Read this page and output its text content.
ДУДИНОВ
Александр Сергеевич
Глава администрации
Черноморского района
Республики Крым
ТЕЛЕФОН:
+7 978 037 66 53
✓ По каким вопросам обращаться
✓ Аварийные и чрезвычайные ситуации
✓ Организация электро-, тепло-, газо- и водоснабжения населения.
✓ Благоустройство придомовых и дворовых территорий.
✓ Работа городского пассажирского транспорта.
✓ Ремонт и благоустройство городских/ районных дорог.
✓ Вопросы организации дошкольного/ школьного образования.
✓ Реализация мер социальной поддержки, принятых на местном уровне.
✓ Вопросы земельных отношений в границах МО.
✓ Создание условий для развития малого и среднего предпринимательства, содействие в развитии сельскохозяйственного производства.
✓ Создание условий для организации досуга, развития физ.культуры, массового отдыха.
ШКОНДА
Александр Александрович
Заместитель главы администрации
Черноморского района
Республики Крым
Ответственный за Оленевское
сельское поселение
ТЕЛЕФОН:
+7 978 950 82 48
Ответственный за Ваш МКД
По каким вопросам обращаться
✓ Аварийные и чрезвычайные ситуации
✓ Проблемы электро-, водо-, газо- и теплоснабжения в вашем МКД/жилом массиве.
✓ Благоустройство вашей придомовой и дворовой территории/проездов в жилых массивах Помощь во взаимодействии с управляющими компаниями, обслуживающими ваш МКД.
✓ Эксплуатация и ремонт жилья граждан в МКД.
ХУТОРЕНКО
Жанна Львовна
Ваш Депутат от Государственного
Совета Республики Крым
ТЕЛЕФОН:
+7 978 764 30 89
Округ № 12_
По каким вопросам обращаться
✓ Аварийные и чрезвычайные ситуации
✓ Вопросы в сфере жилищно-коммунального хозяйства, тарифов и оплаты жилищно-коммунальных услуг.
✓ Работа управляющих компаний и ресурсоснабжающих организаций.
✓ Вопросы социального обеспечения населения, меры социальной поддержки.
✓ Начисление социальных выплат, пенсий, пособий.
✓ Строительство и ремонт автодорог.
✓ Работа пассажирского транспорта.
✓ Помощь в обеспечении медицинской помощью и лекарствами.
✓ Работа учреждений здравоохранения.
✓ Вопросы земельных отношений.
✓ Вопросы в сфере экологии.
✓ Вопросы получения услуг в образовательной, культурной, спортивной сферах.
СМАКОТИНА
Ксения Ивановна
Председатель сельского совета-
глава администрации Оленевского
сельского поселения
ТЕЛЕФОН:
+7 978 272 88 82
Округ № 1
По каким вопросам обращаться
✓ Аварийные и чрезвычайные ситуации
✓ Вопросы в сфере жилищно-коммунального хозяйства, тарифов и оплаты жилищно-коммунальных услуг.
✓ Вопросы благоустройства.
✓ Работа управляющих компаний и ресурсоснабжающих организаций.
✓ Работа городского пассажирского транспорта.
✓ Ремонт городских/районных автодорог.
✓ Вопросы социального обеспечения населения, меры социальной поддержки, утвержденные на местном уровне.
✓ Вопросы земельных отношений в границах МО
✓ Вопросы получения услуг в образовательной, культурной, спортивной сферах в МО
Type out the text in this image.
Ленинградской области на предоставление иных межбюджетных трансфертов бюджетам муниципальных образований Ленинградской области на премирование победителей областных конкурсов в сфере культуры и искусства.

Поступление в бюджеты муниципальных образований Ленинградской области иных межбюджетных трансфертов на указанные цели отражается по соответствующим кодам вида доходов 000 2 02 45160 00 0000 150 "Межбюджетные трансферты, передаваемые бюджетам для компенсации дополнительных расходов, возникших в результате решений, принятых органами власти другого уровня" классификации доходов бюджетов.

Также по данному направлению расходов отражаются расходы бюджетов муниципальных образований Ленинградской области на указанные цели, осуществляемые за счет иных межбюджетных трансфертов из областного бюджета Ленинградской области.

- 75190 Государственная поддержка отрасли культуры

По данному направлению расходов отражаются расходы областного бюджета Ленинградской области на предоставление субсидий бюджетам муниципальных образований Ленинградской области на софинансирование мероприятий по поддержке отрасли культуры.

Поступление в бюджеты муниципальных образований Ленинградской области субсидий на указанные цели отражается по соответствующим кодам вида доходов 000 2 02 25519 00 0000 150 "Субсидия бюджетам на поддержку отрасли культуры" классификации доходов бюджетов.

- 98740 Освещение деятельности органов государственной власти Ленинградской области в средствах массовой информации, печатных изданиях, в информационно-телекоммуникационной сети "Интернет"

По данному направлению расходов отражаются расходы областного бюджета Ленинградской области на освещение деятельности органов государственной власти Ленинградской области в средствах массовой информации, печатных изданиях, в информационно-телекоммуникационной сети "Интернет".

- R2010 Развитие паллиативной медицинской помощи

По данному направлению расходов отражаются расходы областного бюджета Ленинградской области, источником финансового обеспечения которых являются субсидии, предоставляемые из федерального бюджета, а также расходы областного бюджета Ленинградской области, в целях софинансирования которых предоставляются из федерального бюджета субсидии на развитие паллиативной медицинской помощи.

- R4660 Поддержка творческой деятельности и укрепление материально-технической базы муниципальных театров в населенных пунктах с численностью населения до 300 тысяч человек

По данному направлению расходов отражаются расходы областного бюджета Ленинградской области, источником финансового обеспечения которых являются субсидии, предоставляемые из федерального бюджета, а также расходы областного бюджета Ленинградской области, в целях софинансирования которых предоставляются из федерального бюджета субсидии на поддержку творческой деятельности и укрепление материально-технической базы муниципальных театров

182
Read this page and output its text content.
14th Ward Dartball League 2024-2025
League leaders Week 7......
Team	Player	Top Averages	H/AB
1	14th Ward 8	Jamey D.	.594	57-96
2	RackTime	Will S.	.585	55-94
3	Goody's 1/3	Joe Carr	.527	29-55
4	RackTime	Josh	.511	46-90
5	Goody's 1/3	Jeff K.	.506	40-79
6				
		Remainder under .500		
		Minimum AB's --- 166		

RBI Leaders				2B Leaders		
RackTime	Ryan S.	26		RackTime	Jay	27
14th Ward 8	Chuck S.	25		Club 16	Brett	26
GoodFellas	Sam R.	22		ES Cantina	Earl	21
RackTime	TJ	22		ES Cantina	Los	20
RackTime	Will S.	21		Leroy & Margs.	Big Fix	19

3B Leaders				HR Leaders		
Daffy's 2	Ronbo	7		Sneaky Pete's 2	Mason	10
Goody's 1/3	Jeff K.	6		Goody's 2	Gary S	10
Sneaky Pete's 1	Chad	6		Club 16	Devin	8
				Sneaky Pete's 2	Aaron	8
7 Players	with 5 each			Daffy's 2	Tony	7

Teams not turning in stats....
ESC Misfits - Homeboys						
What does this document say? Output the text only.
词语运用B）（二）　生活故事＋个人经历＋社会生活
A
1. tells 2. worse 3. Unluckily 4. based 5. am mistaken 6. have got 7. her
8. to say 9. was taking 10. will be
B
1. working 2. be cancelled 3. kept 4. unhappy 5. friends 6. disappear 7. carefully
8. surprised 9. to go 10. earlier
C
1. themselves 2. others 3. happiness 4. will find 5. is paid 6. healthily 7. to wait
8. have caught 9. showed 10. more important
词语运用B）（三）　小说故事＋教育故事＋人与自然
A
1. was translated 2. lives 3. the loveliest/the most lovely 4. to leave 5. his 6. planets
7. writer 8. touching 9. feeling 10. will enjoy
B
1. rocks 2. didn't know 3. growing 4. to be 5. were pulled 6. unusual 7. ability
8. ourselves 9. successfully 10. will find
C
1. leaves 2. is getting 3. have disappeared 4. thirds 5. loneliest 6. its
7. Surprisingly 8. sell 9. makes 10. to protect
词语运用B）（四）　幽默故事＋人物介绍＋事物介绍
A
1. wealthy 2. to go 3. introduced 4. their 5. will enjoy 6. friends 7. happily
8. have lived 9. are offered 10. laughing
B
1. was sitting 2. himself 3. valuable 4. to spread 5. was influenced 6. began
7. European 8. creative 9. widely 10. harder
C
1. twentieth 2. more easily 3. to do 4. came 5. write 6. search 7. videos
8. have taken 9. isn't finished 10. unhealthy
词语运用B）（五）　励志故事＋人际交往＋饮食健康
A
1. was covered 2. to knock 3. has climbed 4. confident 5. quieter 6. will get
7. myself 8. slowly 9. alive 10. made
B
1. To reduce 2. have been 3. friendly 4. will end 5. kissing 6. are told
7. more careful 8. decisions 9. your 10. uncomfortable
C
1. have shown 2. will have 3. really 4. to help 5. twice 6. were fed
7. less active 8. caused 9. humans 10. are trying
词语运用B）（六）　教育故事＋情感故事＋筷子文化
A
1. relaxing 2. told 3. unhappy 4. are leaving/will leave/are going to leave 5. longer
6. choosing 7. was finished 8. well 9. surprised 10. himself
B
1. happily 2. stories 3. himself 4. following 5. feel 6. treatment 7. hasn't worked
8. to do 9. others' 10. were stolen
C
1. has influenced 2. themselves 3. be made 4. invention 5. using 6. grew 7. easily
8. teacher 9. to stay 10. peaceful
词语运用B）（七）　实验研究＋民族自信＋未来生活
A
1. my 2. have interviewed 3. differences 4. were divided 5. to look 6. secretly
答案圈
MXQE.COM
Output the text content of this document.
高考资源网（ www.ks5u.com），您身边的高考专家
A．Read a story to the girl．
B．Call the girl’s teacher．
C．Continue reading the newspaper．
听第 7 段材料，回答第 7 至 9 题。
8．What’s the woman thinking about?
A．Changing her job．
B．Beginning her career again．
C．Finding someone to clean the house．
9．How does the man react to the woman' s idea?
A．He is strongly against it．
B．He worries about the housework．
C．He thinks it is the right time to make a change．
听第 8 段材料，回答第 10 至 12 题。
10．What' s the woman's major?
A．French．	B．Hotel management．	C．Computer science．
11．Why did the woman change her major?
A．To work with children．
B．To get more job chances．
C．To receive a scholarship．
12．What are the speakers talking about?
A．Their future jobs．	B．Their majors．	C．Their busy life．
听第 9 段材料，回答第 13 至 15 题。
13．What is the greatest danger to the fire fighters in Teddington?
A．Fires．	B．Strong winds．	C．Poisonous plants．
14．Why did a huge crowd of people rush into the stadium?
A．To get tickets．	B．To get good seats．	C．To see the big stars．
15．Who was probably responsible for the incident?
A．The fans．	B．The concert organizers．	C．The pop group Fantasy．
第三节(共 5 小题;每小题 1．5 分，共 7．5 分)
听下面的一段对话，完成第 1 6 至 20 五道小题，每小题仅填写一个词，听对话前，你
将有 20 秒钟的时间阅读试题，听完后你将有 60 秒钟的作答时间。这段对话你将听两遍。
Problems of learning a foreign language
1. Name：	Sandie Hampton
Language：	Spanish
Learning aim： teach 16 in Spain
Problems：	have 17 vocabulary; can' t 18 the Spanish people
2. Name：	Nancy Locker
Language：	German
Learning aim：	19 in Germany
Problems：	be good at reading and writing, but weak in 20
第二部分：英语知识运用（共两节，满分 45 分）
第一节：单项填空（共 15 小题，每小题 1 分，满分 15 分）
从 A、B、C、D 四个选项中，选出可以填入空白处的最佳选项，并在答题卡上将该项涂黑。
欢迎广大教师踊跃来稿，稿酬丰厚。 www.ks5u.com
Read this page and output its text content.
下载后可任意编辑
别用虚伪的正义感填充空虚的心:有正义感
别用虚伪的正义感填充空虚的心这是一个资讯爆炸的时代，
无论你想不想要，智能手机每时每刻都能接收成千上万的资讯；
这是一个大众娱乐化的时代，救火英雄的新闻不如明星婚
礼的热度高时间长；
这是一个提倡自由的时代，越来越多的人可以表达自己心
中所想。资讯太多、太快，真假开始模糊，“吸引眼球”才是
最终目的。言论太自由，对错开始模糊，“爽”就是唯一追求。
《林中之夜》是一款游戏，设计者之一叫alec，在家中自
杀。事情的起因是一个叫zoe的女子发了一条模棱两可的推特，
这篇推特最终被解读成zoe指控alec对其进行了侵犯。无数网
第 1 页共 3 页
········
**TASK TO CARRY OUT**
Only the lines from the one containing "Output the text content of this document." to the end of the listing belong in the output, each reproduced exactly.

**FULL RESPONSE**
Output the text content of this document.
高考资源网（ www.ks5u.com），您身边的高考专家
A．Read a story to the girl．
B．Call the girl’s teacher．
C．Continue reading the newspaper．
听第 7 段材料，回答第 7 至 9 题。
8．What’s the woman thinking about?
A．Changing her job．
B．Beginning her career again．
C．Finding someone to clean the house．
9．How does the man react to the woman' s idea?
A．He is strongly against it．
B．He worries about the housework．
C．He thinks it is the right time to make a change．
听第 8 段材料，回答第 10 至 12 题。
10．What' s the woman's major?
A．French．	B．Hotel management．	C．Computer science．
11．Why did the woman change her major?
A．To work with children．
B．To get more job chances．
C．To receive a scholarship．
12．What are the speakers talking about?
A．Their future jobs．	B．Their majors．	C．Their busy life．
听第 9 段材料，回答第 13 至 15 题。
13．What is the greatest danger to the fire fighters in Teddington?
A．Fires．	B．Strong winds．	C．Poisonous plants．
14．Why did a huge crowd of people rush into the stadium?
A．To get tickets．	B．To get good seats．	C．To see the big stars．
15．Who was probably responsible for the incident?
A．The fans．	B．The concert organizers．	C．The pop group Fantasy．
第三节(共 5 小题;每小题 1．5 分，共 7．5 分)
听下面的一段对话，完成第 1 6 至 20 五道小题，每小题仅填写一个词，听对话前，你
将有 20 秒钟的时间阅读试题，听完后你将有 60 秒钟的作答时间。这段对话你将听两遍。
Problems of learning a foreign language
1. Name：	Sandie Hampton
Language：	Spanish
Learning aim： teach 16 in Spain
Problems：	have 17 vocabulary; can' t 18 the Spanish people
2. Name：	Nancy Locker
Language：	German
Learning aim：	19 in Germany
Problems：	be good at reading and writing, but weak in 20
第二部分：英语知识运用（共两节，满分 45 分）
第一节：单项填空（共 15 小题，每小题 1 分，满分 15 分）
从 A、B、C、D 四个选项中，选出可以填入空白处的最佳选项，并在答题卡上将该项涂黑。
欢迎广大教师踊跃来稿，稿酬丰厚。 www.ks5u.com
Read this page and output its text content.
下载后可任意编辑
别用虚伪的正义感填充空虚的心:有正义感
别用虚伪的正义感填充空虚的心这是一个资讯爆炸的时代，
无论你想不想要，智能手机每时每刻都能接收成千上万的资讯；
这是一个大众娱乐化的时代，救火英雄的新闻不如明星婚
礼的热度高时间长；
这是一个提倡自由的时代，越来越多的人可以表达自己心
中所想。资讯太多、太快，真假开始模糊，“吸引眼球”才是
最终目的。言论太自由，对错开始模糊，“爽”就是唯一追求。
《林中之夜》是一款游戏，设计者之一叫alec，在家中自
杀。事情的起因是一个叫zoe的女子发了一条模棱两可的推特，
这篇推特最终被解读成zoe指控alec对其进行了侵犯。无数网
第 1 页共 3 页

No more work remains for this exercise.